**文档正文:**
西方媒体在莫言获奖后,在欢呼声中也曾夹带一些对莫言进行贬低的杂音。美国有媒体将文化新闻政治化,对莫言获奖的报道中出于政治偏见,也出现了一些负面词汇,从而导致新闻报道失实。有些报道的关注点不在学术上,而是在莫言与中国政治的关系上,将莫言界定为“不是一个专制政府的批评者”,甚至在不了解实际情况的基础上就在“莫言”的名字上大做文章,借此联系到中国的现实体制,认为中国的言论和出版自由受官方严格管制,这是莫言在警示自己“不要说话”。法国《世界报》也有文章持与此相同的观点。这种评价过于荒唐。持有这种观点的西方媒体,且不必说读完莫言的全部作品,只要认真读读莫言的《天堂蒜薹之歌》、《酒国》、《红树木》和《生死疲劳》这几部作品,这一点就会不攻自破。

**练习:**
1) 判断下列说法是否与文档正文相符,逐条回答"是"或"否",并原样引用正文中起决定作用的语句:(a)美国有媒体将莫言界定为"不是一个专制政府的批评者";(b)法国《世界报》的文章持与上述美国媒体相反的观点;(c)作者认为必须读完莫言的全部作品才能驳倒这种观点。
2) 请原样复述文档正文中的一段:从含有“西方媒体在莫言获奖后,在欢呼”的词句开始,到“部作品,这一点就会不攻自破。”结束。

**所给数据:**
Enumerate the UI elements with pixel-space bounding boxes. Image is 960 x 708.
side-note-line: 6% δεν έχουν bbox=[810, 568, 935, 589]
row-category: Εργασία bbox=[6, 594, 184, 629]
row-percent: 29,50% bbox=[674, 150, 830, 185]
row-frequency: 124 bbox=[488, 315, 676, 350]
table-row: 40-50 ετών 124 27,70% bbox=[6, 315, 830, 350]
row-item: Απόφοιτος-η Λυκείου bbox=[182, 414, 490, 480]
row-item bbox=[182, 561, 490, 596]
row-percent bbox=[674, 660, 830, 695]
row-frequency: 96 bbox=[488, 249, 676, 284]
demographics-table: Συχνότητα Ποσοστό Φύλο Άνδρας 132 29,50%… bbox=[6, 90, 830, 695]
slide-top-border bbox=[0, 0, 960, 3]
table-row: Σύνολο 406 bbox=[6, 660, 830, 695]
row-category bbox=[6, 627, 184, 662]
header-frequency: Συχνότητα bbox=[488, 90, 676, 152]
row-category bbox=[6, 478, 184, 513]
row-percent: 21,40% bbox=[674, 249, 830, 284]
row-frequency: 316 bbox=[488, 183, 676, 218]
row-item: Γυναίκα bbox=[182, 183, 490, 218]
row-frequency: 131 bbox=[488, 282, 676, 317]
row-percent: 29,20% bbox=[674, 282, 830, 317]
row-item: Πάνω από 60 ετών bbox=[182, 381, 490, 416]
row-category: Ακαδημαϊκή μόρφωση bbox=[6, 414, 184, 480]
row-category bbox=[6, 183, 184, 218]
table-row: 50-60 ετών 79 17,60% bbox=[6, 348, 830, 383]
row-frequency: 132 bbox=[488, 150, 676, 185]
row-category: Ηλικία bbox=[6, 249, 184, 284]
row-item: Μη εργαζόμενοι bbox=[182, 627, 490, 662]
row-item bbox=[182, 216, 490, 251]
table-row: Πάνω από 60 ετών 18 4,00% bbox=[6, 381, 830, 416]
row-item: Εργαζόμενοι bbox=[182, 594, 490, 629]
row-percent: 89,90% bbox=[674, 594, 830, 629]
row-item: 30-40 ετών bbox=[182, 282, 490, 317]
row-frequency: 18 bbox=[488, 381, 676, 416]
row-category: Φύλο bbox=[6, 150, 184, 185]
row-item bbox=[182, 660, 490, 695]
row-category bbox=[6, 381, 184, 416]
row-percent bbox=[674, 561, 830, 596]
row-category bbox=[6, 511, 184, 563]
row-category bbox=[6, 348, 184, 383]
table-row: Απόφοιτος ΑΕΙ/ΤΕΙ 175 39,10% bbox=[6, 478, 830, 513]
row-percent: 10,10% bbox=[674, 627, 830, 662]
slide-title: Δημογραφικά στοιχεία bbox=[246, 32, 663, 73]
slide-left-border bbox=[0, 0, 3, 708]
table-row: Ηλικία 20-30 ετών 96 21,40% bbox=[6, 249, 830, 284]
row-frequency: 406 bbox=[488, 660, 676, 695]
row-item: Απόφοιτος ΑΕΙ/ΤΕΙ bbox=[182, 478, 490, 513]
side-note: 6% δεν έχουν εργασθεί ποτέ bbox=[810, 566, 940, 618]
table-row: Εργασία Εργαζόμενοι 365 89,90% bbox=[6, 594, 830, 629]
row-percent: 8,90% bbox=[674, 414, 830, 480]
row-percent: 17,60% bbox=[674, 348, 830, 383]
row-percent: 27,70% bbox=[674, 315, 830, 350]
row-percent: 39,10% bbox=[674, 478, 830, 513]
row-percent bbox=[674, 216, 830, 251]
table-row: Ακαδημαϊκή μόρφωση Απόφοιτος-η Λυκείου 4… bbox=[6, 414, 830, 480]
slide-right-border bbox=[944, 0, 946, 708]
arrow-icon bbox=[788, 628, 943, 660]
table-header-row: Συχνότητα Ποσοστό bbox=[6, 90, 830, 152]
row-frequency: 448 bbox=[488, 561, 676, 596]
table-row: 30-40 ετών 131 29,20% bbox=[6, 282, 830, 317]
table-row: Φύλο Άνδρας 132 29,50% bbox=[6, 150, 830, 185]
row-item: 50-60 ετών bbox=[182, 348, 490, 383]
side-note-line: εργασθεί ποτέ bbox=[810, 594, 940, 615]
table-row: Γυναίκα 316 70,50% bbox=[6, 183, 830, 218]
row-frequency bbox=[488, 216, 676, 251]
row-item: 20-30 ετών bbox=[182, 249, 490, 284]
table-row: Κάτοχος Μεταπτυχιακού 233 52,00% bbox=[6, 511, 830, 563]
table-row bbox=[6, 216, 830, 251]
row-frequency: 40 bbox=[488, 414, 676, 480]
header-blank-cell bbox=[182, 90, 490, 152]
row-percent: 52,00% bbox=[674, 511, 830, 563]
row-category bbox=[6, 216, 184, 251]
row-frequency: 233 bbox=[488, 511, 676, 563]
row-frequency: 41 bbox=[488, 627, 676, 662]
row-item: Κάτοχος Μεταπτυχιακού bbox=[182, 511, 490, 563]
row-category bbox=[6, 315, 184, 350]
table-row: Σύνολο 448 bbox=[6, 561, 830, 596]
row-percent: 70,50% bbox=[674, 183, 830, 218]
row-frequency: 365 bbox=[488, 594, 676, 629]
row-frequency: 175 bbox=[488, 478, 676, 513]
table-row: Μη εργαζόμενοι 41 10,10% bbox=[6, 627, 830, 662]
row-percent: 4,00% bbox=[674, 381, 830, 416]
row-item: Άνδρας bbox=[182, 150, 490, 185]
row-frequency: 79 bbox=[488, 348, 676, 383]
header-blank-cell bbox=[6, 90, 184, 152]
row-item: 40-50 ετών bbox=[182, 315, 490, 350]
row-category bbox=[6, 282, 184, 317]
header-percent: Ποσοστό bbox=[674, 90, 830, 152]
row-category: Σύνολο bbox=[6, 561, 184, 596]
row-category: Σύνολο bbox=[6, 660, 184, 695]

**练习答案:**
1)
(a)是。「将莫言界定为“不是一个专制政府的批评者”」
(b)否。「法国《世界报》也有文章持与此相同的观点。」
(c)否。「且不必说读完莫言的全部作品,只要认真读读莫言的《天堂蒜薹之歌》、《酒国》、《红树木》和《生死疲劳》这几部作品,这一点就会不攻自破。」

2)
西方媒体在莫言获奖后,在欢呼声中也曾夹带一些对莫言进行贬低的杂音。美国有媒体将文化新闻政治化,对莫言获奖的报道中出于政治偏见,也出现了一些负面词汇,从而导致新闻报道失实。有些报道的关注点不在学术上,而是在莫言与中国政治的关系上,将莫言界定为“不是一个专制政府的批评者”,甚至在不了解实际情况的基础上就在“莫言”的名字上大做文章,借此联系到中国的现实体制,认为中国的言论和出版自由受官方严格管制,这是莫言在警示自己“不要说话”。法国《世界报》也有文章持与此相同的观点。这种评价过于荒唐。持有这种观点的西方媒体,且不必说读完莫言的全部作品,只要认真读读莫言的《天堂蒜薹之歌》、《酒国》、《红树木》和《生死疲劳》这几部作品,这一点就会不攻自破。